= TASK GOAL =
Return every line of the data below that contains the string "scroll", matching case exactly.

━━ ROWS ━━

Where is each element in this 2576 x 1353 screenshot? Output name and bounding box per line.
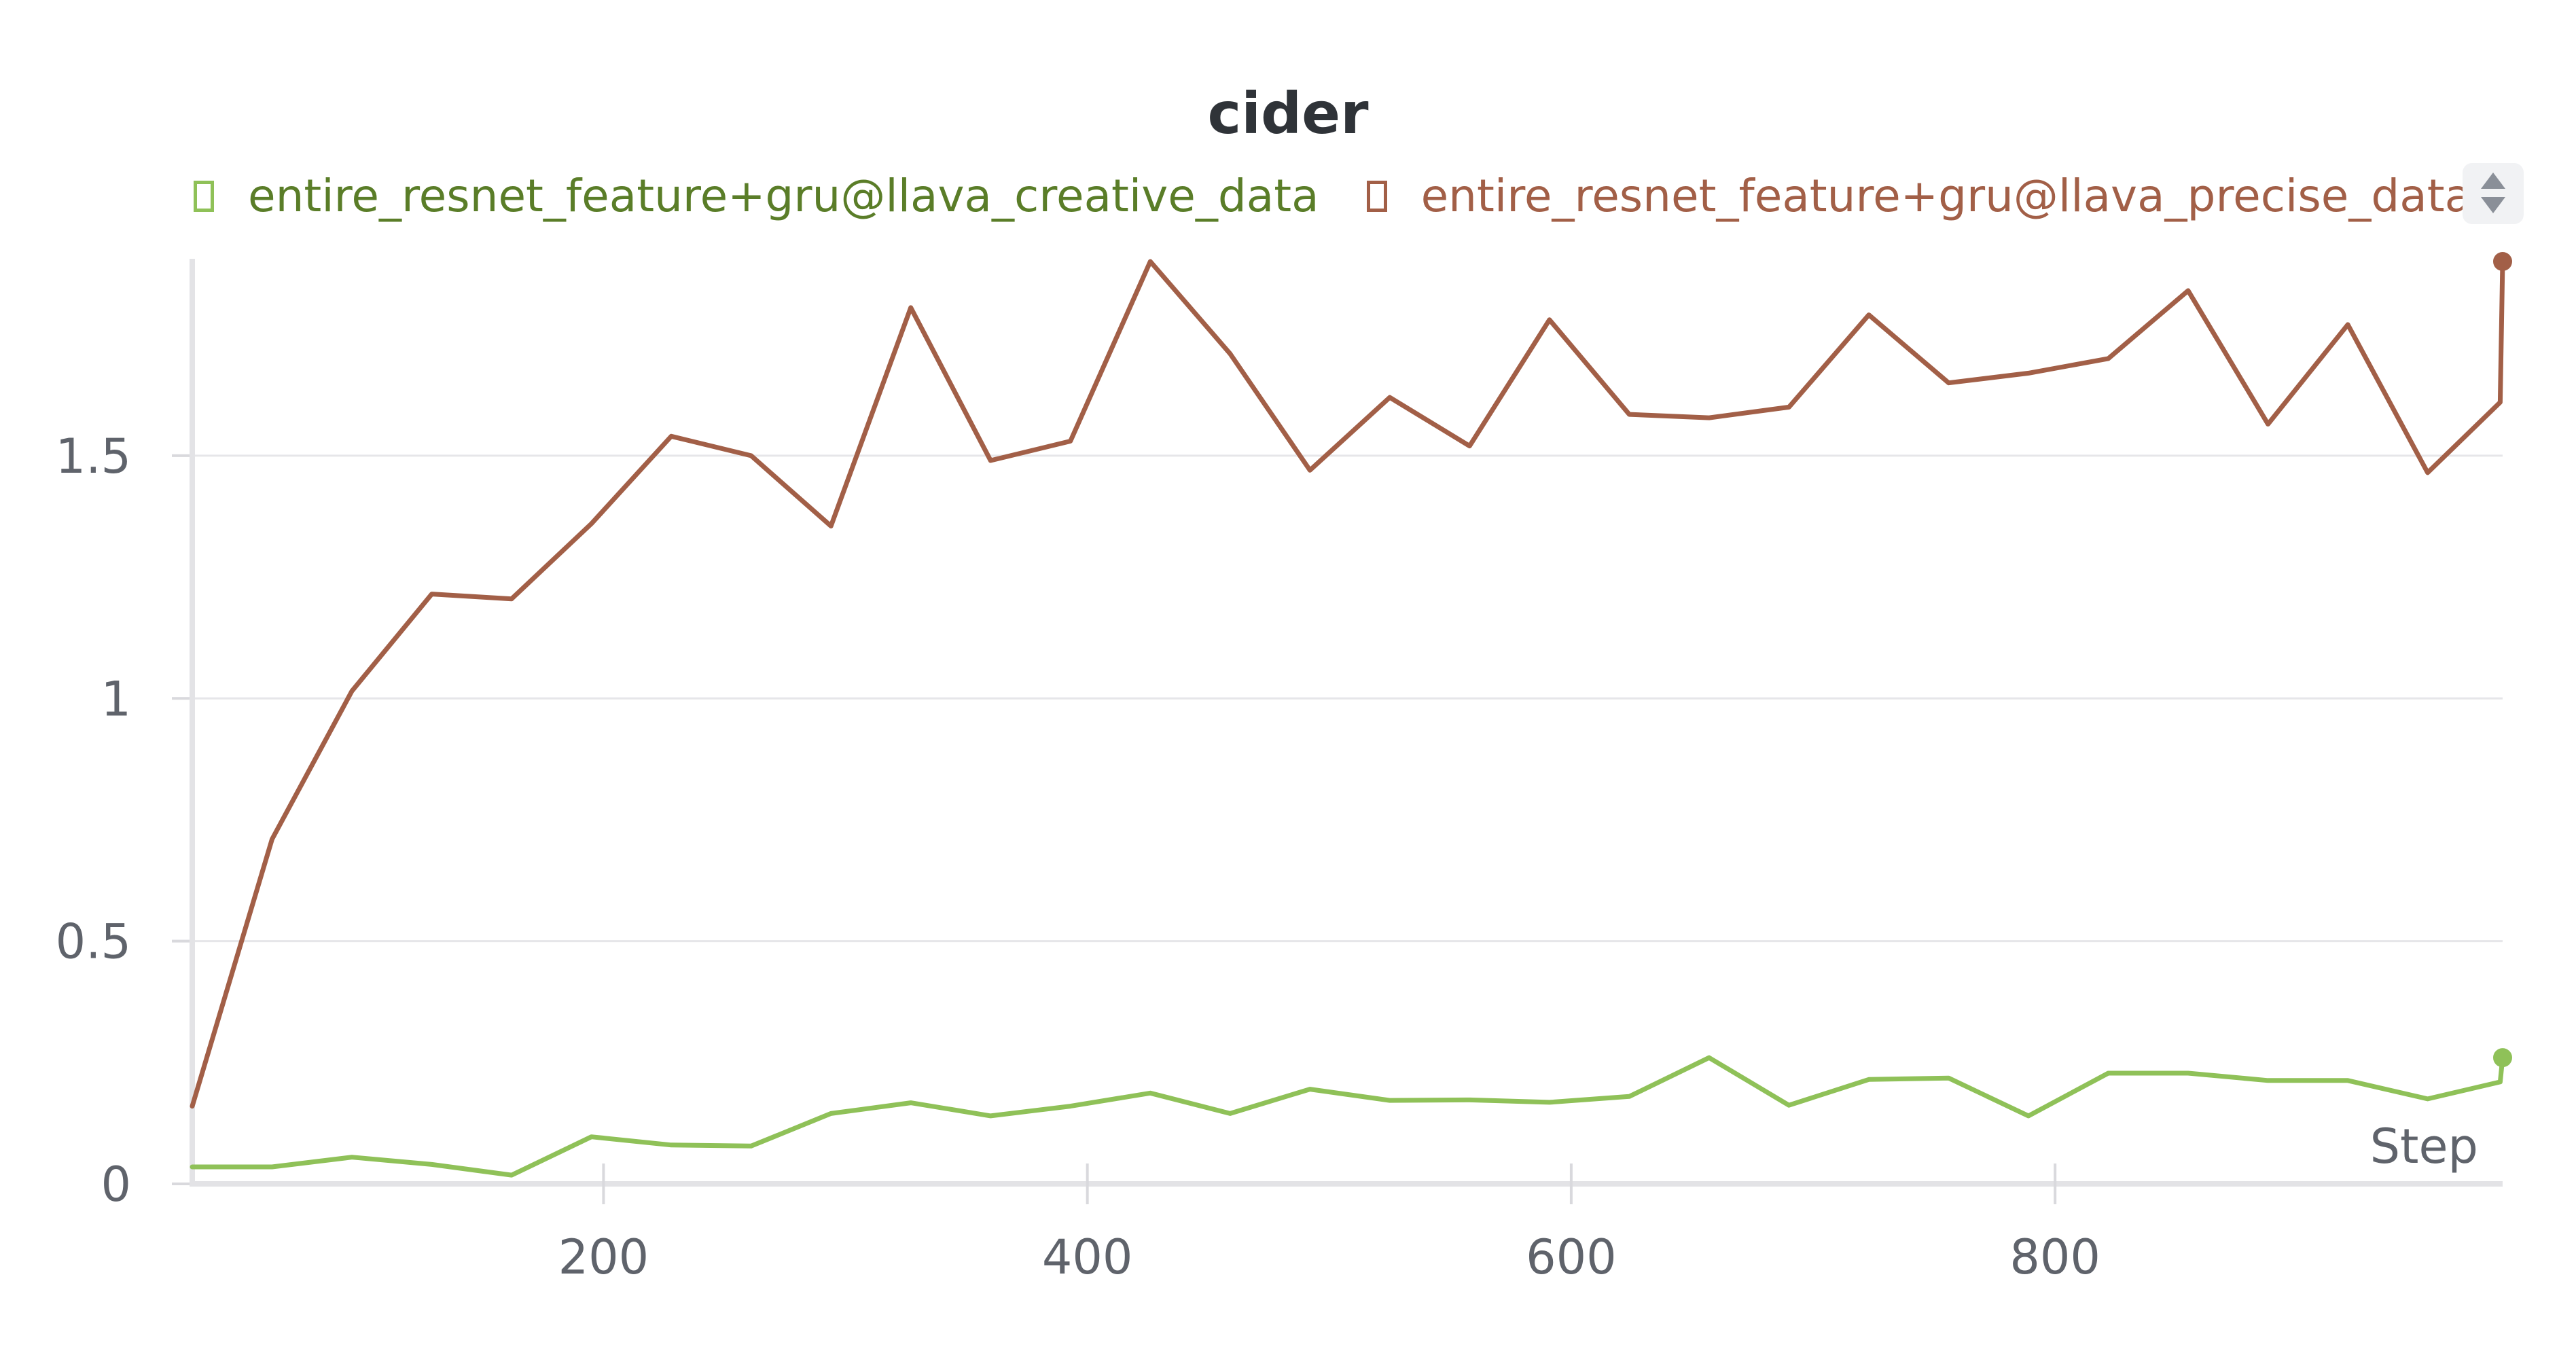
legend-item-creative[interactable]: entire_resnet_feature+gru@llava_creative…	[194, 170, 1319, 222]
x-tick-label: 800	[2009, 1229, 2100, 1285]
y-tick-label: 0.5	[56, 914, 131, 970]
series-lines	[190, 252, 2512, 1178]
y-tick-label: 1	[101, 671, 131, 727]
chart-title: cider	[1207, 80, 1369, 147]
axes	[172, 259, 2503, 1204]
series-line-0	[190, 1055, 2505, 1178]
legend-swatch-precise	[1366, 180, 1387, 212]
legend-swatch-creative	[194, 180, 214, 212]
x-tick-label: 200	[558, 1229, 649, 1285]
y-tick-label: 0	[101, 1157, 131, 1212]
series-end-point-0	[2493, 1048, 2512, 1068]
scroll-up-icon[interactable]	[2481, 173, 2505, 189]
x-tick-label: 600	[1526, 1229, 1617, 1285]
legend-label-creative: entire_resnet_feature+gru@llava_creative…	[248, 170, 1319, 222]
legend-label-precise: entire_resnet_feature+gru@llava_precise_…	[1420, 170, 2473, 222]
tick-labels: 0 0.5 1 1.5 200 400 600 800	[56, 429, 2100, 1285]
series-line-1	[190, 259, 2505, 1109]
grid-lines	[192, 454, 2503, 943]
x-axis-label: Step	[2370, 1119, 2478, 1174]
legend-scroll-button[interactable]	[2463, 163, 2524, 224]
x-tick-label: 400	[1042, 1229, 1133, 1285]
legend: entire_resnet_feature+gru@llava_creative…	[194, 170, 2520, 222]
y-tick-label: 1.5	[56, 429, 131, 484]
scroll-down-icon[interactable]	[2481, 197, 2505, 213]
series-end-point-1	[2493, 252, 2512, 271]
legend-item-precise[interactable]: entire_resnet_feature+gru@llava_precise_…	[1366, 170, 2473, 222]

━━━

= ANSWER FOR THE TASK =
scroll-up-icon[interactable]	[2481, 173, 2505, 189]
legend-scroll-button[interactable]	[2463, 163, 2524, 224]
scroll-down-icon[interactable]	[2481, 197, 2505, 213]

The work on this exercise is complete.